▶ _PROVIDED INFORMATION_
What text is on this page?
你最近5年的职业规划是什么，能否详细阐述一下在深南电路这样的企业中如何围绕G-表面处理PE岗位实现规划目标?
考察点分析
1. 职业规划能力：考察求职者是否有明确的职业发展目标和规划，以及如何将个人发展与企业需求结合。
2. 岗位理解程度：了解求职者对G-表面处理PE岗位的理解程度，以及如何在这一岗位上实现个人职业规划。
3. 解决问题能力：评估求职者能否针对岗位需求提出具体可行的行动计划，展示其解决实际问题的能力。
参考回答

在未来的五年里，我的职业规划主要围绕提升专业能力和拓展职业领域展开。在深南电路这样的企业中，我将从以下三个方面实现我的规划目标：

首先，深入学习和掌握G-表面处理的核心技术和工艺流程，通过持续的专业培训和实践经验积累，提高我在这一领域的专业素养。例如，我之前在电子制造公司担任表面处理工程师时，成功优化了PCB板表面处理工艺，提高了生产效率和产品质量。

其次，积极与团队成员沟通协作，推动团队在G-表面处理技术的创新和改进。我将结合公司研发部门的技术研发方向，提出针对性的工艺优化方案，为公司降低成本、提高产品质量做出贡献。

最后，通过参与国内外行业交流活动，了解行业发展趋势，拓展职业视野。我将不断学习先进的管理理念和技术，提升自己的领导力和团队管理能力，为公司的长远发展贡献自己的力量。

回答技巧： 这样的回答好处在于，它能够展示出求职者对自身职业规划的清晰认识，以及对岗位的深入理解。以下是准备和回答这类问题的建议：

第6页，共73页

▶ _EXERCISE DIRECTIONS_
Each record should come back exactly as written.

▶ _RESULT OF THE EXERCISE_
What text is on this page?
你最近5年的职业规划是什么，能否详细阐述一下在深南电路这样的企业中如何围绕G-表面处理PE岗位实现规划目标?
考察点分析
1. 职业规划能力：考察求职者是否有明确的职业发展目标和规划，以及如何将个人发展与企业需求结合。
2. 岗位理解程度：了解求职者对G-表面处理PE岗位的理解程度，以及如何在这一岗位上实现个人职业规划。
3. 解决问题能力：评估求职者能否针对岗位需求提出具体可行的行动计划，展示其解决实际问题的能力。
参考回答

在未来的五年里，我的职业规划主要围绕提升专业能力和拓展职业领域展开。在深南电路这样的企业中，我将从以下三个方面实现我的规划目标：

首先，深入学习和掌握G-表面处理的核心技术和工艺流程，通过持续的专业培训和实践经验积累，提高我在这一领域的专业素养。例如，我之前在电子制造公司担任表面处理工程师时，成功优化了PCB板表面处理工艺，提高了生产效率和产品质量。

其次，积极与团队成员沟通协作，推动团队在G-表面处理技术的创新和改进。我将结合公司研发部门的技术研发方向，提出针对性的工艺优化方案，为公司降低成本、提高产品质量做出贡献。

最后，通过参与国内外行业交流活动，了解行业发展趋势，拓展职业视野。我将不断学习先进的管理理念和技术，提升自己的领导力和团队管理能力，为公司的长远发展贡献自己的力量。

回答技巧： 这样的回答好处在于，它能够展示出求职者对自身职业规划的清晰认识，以及对岗位的深入理解。以下是准备和回答这类问题的建议：

第6页，共73页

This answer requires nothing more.